- _GIVEN RECORDS_
---+---
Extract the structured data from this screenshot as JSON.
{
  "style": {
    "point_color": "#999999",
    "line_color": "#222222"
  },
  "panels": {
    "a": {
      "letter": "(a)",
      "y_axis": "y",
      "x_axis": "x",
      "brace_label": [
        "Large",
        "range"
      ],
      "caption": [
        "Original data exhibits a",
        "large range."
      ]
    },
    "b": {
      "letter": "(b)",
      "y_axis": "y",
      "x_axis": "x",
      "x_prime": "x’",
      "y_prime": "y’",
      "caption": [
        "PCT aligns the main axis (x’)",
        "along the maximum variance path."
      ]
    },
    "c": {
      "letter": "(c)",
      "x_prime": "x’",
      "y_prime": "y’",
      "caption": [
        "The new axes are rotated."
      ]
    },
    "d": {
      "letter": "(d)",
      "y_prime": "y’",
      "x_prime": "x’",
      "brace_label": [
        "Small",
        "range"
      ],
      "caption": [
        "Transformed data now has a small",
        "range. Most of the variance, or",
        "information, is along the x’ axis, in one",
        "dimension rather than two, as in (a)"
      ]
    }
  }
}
---+---
- _THE PROBLEM_
Copy every line above that includes the string "data".

- _RESPONSE TO THIS TASK_
Extract the structured data from this screenshot as JSON.
        "Original data exhibits a",
        "Transformed data now has a small",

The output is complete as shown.